Dataset records
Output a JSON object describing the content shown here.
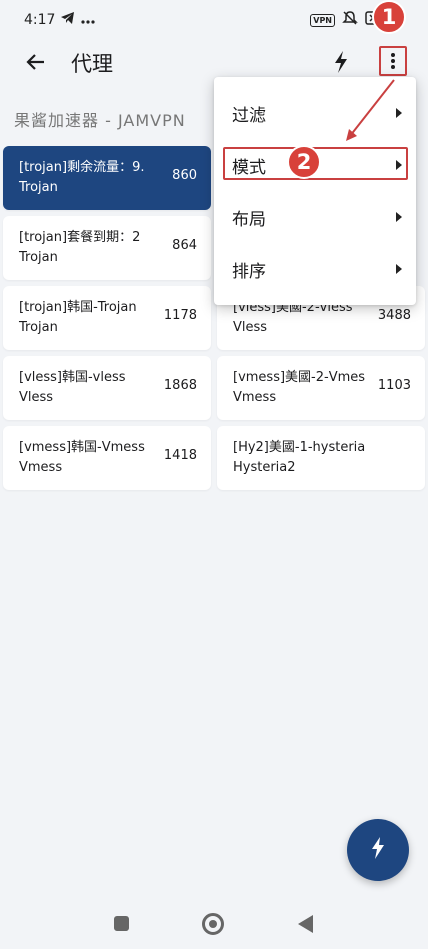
{
  "status_bar": {
    "time": "4:17",
    "vpn_badge": "VPN",
    "icons": [
      "telegram-icon",
      "more-dots-icon",
      "vpn-icon",
      "mute-icon",
      "data-off-icon",
      "wifi-icon",
      "battery-icon"
    ]
  },
  "app_bar": {
    "title": "代理",
    "icons": [
      "back-arrow-icon",
      "bolt-icon",
      "more-vert-icon"
    ]
  },
  "group": {
    "header": "果酱加速器 - JAMVPN"
  },
  "proxies": [
    {
      "name": "[trojan]剩余流量：9.",
      "type": "Trojan",
      "latency": "860",
      "selected": true
    },
    {
      "name": "[trojan]套餐到期：2",
      "type": "Trojan",
      "latency": "864"
    },
    {
      "name": "[trojan]韩国-Trojan",
      "type": "Trojan",
      "latency": "1178"
    },
    {
      "name": "[vless]美國-2-vless",
      "type": "Vless",
      "latency": "3488"
    },
    {
      "name": "[vless]韩国-vless",
      "type": "Vless",
      "latency": "1868"
    },
    {
      "name": "[vmess]美國-2-Vmes",
      "type": "Vmess",
      "latency": "1103"
    },
    {
      "name": "[vmess]韩国-Vmess",
      "type": "Vmess",
      "latency": "1418"
    },
    {
      "name": "[Hy2]美國-1-hysteria",
      "type": "Hysteria2",
      "latency": ""
    }
  ],
  "menu": {
    "items": [
      {
        "label": "过滤"
      },
      {
        "label": "模式"
      },
      {
        "label": "布局"
      },
      {
        "label": "排序"
      }
    ]
  },
  "annotations": {
    "badge_1": "1",
    "badge_2": "2",
    "color": "#d8413a"
  },
  "colors": {
    "accent": "#1e4680",
    "background": "#f2f4f7",
    "card": "#ffffff"
  }
}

GIVEN PROBLEM - Leave the images out and output the remaining material exactly as it stands.

ANSWER FOR THIS EXERCISE -
Output a JSON object describing the content shown here.
{
  "status_bar": {
    "time": "4:17",
    "vpn_badge": "VPN",
    "icons": [
      "telegram-icon",
      "more-dots-icon",
      "vpn-icon",
      "mute-icon",
      "data-off-icon",
      "wifi-icon",
      "battery-icon"
    ]
  },
  "app_bar": {
    "title": "代理",
    "icons": [
      "back-arrow-icon",
      "bolt-icon",
      "more-vert-icon"
    ]
  },
  "group": {
    "header": "果酱加速器 - JAMVPN"
  },
  "proxies": [
    {
      "name": "[trojan]剩余流量：9.",
      "type": "Trojan",
      "latency": "860",
      "selected": true
    },
    {
      "name": "[trojan]套餐到期：2",
      "type": "Trojan",
      "latency": "864"
    },
    {
      "name": "[trojan]韩国-Trojan",
      "type": "Trojan",
      "latency": "1178"
    },
    {
      "name": "[vless]美國-2-vless",
      "type": "Vless",
      "latency": "3488"
    },
    {
      "name": "[vless]韩国-vless",
      "type": "Vless",
      "latency": "1868"
    },
    {
      "name": "[vmess]美國-2-Vmes",
      "type": "Vmess",
      "latency": "1103"
    },
    {
      "name": "[vmess]韩国-Vmess",
      "type": "Vmess",
      "latency": "1418"
    },
    {
      "name": "[Hy2]美國-1-hysteria",
      "type": "Hysteria2",
      "latency": ""
    }
  ],
  "menu": {
    "items": [
      {
        "label": "过滤"
      },
      {
        "label": "模式"
      },
      {
        "label": "布局"
      },
      {
        "label": "排序"
      }
    ]
  },
  "annotations": {
    "badge_1": "1",
    "badge_2": "2",
    "color": "#d8413a"
  },
  "colors": {
    "accent": "#1e4680",
    "background": "#f2f4f7",
    "card": "#ffffff"
  }
}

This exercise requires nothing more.